_WHAT YOU HAVE TO DO:_ Exactly as written, transcribe each record below.

_SOURCE MATERIAL:_
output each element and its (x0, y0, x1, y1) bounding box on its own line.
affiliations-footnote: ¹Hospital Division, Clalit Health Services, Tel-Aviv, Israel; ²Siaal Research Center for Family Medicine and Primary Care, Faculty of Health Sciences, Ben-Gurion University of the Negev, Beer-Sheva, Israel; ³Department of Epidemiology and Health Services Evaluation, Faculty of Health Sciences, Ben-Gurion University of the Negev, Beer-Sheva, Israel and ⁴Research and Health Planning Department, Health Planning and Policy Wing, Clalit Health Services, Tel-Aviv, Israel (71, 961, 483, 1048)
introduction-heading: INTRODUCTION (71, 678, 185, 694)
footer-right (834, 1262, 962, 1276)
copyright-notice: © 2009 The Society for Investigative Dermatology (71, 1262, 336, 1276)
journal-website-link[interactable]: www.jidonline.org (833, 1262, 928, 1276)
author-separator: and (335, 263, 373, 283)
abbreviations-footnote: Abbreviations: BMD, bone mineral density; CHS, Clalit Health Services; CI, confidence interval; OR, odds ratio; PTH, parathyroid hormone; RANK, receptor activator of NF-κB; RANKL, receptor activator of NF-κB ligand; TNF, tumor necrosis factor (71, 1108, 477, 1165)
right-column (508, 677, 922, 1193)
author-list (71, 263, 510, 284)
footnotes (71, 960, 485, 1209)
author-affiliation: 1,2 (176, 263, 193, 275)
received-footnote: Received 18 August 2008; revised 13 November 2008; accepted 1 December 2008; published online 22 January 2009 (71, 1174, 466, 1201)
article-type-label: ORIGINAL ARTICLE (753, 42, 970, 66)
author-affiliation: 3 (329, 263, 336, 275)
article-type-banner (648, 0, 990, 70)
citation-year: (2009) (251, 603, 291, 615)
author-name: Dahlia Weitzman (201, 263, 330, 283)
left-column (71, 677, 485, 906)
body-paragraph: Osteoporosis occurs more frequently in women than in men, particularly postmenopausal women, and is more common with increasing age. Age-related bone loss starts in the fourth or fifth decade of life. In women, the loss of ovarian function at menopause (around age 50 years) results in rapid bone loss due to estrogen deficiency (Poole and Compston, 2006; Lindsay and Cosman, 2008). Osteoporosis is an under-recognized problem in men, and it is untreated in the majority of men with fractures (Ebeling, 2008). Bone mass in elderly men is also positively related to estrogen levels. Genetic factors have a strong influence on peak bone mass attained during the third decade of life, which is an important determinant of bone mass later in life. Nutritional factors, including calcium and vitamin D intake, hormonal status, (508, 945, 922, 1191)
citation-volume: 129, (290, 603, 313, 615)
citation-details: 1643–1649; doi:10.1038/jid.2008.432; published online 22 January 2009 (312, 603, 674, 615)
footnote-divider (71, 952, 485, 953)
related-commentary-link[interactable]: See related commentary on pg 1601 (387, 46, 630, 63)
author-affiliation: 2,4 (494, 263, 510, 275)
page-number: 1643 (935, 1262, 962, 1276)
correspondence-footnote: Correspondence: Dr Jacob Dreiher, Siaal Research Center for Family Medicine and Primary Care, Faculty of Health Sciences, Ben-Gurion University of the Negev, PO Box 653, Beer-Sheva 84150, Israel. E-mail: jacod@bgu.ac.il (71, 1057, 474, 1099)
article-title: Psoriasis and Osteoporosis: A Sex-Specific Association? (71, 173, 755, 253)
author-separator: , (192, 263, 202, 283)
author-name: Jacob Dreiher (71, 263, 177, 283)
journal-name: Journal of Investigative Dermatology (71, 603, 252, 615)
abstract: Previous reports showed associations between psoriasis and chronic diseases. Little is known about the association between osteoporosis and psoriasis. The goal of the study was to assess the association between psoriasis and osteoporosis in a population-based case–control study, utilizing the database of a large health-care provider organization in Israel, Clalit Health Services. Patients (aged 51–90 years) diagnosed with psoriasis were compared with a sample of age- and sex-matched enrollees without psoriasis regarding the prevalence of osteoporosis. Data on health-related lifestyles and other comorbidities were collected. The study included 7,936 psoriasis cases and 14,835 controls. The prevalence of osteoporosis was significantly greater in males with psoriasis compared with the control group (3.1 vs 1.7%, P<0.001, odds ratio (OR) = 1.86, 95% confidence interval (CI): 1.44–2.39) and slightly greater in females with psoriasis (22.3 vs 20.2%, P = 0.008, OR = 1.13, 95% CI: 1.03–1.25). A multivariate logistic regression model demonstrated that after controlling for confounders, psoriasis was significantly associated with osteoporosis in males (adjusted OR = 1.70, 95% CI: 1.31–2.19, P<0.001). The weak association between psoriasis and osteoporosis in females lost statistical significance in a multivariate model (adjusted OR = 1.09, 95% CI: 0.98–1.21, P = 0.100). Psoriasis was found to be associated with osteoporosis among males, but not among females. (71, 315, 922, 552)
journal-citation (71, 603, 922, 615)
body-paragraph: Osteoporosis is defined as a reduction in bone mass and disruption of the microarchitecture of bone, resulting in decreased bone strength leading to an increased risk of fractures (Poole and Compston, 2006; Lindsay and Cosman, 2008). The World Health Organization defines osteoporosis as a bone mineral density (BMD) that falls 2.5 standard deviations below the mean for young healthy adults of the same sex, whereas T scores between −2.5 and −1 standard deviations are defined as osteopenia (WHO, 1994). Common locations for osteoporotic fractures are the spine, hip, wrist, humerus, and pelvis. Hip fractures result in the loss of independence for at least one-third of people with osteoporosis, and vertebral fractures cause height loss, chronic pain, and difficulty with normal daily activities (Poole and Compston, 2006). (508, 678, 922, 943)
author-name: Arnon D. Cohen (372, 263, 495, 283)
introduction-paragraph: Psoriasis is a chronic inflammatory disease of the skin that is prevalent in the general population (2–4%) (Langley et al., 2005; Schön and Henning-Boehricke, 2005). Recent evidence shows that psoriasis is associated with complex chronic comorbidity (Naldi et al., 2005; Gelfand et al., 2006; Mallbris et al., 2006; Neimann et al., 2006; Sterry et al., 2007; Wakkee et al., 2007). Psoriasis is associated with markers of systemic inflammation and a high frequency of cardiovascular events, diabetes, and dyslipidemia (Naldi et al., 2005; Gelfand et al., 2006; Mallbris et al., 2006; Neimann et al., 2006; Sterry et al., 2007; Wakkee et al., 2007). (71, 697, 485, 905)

_WRITTEN SOLUTION:_
output each element and its (x0, y0, x1, y1) bounding box on its own line.
affiliations-footnote: ¹Hospital Division, Clalit Health Services, Tel-Aviv, Israel; ²Siaal Research Center for Family Medicine and Primary Care, Faculty of Health Sciences, Ben-Gurion University of the Negev, Beer-Sheva, Israel; ³Department of Epidemiology and Health Services Evaluation, Faculty of Health Sciences, Ben-Gurion University of the Negev, Beer-Sheva, Israel and ⁴Research and Health Planning Department, Health Planning and Policy Wing, Clalit Health Services, Tel-Aviv, Israel (71, 961, 483, 1048)
introduction-heading: INTRODUCTION (71, 678, 185, 694)
footer-right (834, 1262, 962, 1276)
copyright-notice: © 2009 The Society for Investigative Dermatology (71, 1262, 336, 1276)
journal-website-link[interactable]: www.jidonline.org (833, 1262, 928, 1276)
author-separator: and (335, 263, 373, 283)
abbreviations-footnote: Abbreviations: BMD, bone mineral density; CHS, Clalit Health Services; CI, confidence interval; OR, odds ratio; PTH, parathyroid hormone; RANK, receptor activator of NF-κB; RANKL, receptor activator of NF-κB ligand; TNF, tumor necrosis factor (71, 1108, 477, 1165)
right-column (508, 677, 922, 1193)
author-list (71, 263, 510, 284)
footnotes (71, 960, 485, 1209)
author-affiliation: 1,2 (176, 263, 193, 275)
received-footnote: Received 18 August 2008; revised 13 November 2008; accepted 1 December 2008; published online 22 January 2009 (71, 1174, 466, 1201)
article-type-label: ORIGINAL ARTICLE (753, 42, 970, 66)
author-affiliation: 3 (329, 263, 336, 275)
article-type-banner (648, 0, 990, 70)
citation-year: (2009) (251, 603, 291, 615)
author-name: Dahlia Weitzman (201, 263, 330, 283)
left-column (71, 677, 485, 906)
body-paragraph: Osteoporosis occurs more frequently in women than in men, particularly postmenopausal women, and is more common with increasing age. Age-related bone loss starts in the fourth or fifth decade of life. In women, the loss of ovarian function at menopause (around age 50 years) results in rapid bone loss due to estrogen deficiency (Poole and Compston, 2006; Lindsay and Cosman, 2008). Osteoporosis is an under-recognized problem in men, and it is untreated in the majority of men with fractures (Ebeling, 2008). Bone mass in elderly men is also positively related to estrogen levels. Genetic factors have a strong influence on peak bone mass attained during the third decade of life, which is an important determinant of bone mass later in life. Nutritional factors, including calcium and vitamin D intake, hormonal status, (508, 945, 922, 1191)
citation-volume: 129, (290, 603, 313, 615)
citation-details: 1643–1649; doi:10.1038/jid.2008.432; published online 22 January 2009 (312, 603, 674, 615)
footnote-divider (71, 952, 485, 953)
related-commentary-link[interactable]: See related commentary on pg 1601 (387, 46, 630, 63)
author-affiliation: 2,4 (494, 263, 510, 275)
page-number: 1643 (935, 1262, 962, 1276)
correspondence-footnote: Correspondence: Dr Jacob Dreiher, Siaal Research Center for Family Medicine and Primary Care, Faculty of Health Sciences, Ben-Gurion University of the Negev, PO Box 653, Beer-Sheva 84150, Israel. E-mail: jacod@bgu.ac.il (71, 1057, 474, 1099)
article-title: Psoriasis and Osteoporosis: A Sex-Specific Association? (71, 173, 755, 253)
author-separator: , (192, 263, 202, 283)
author-name: Jacob Dreiher (71, 263, 177, 283)
journal-name: Journal of Investigative Dermatology (71, 603, 252, 615)
abstract: Previous reports showed associations between psoriasis and chronic diseases. Little is known about the association between osteoporosis and psoriasis. The goal of the study was to assess the association between psoriasis and osteoporosis in a population-based case–control study, utilizing the database of a large health-care provider organization in Israel, Clalit Health Services. Patients (aged 51–90 years) diagnosed with psoriasis were compared with a sample of age- and sex-matched enrollees without psoriasis regarding the prevalence of osteoporosis. Data on health-related lifestyles and other comorbidities were collected. The study included 7,936 psoriasis cases and 14,835 controls. The prevalence of osteoporosis was significantly greater in males with psoriasis compared with the control group (3.1 vs 1.7%, P<0.001, odds ratio (OR) = 1.86, 95% confidence interval (CI): 1.44–2.39) and slightly greater in females with psoriasis (22.3 vs 20.2%, P = 0.008, OR = 1.13, 95% CI: 1.03–1.25). A multivariate logistic regression model demonstrated that after controlling for confounders, psoriasis was significantly associated with osteoporosis in males (adjusted OR = 1.70, 95% CI: 1.31–2.19, P<0.001). The weak association between psoriasis and osteoporosis in females lost statistical significance in a multivariate model (adjusted OR = 1.09, 95% CI: 0.98–1.21, P = 0.100). Psoriasis was found to be associated with osteoporosis among males, but not among females. (71, 315, 922, 552)
journal-citation (71, 603, 922, 615)
body-paragraph: Osteoporosis is defined as a reduction in bone mass and disruption of the microarchitecture of bone, resulting in decreased bone strength leading to an increased risk of fractures (Poole and Compston, 2006; Lindsay and Cosman, 2008). The World Health Organization defines osteoporosis as a bone mineral density (BMD) that falls 2.5 standard deviations below the mean for young healthy adults of the same sex, whereas T scores between −2.5 and −1 standard deviations are defined as osteopenia (WHO, 1994). Common locations for osteoporotic fractures are the spine, hip, wrist, humerus, and pelvis. Hip fractures result in the loss of independence for at least one-third of people with osteoporosis, and vertebral fractures cause height loss, chronic pain, and difficulty with normal daily activities (Poole and Compston, 2006). (508, 678, 922, 943)
author-name: Arnon D. Cohen (372, 263, 495, 283)
introduction-paragraph: Psoriasis is a chronic inflammatory disease of the skin that is prevalent in the general population (2–4%) (Langley et al., 2005; Schön and Henning-Boehricke, 2005). Recent evidence shows that psoriasis is associated with complex chronic comorbidity (Naldi et al., 2005; Gelfand et al., 2006; Mallbris et al., 2006; Neimann et al., 2006; Sterry et al., 2007; Wakkee et al., 2007). Psoriasis is associated with markers of systemic inflammation and a high frequency of cardiovascular events, diabetes, and dyslipidemia (Naldi et al., 2005; Gelfand et al., 2006; Mallbris et al., 2006; Neimann et al., 2006; Sterry et al., 2007; Wakkee et al., 2007). (71, 697, 485, 905)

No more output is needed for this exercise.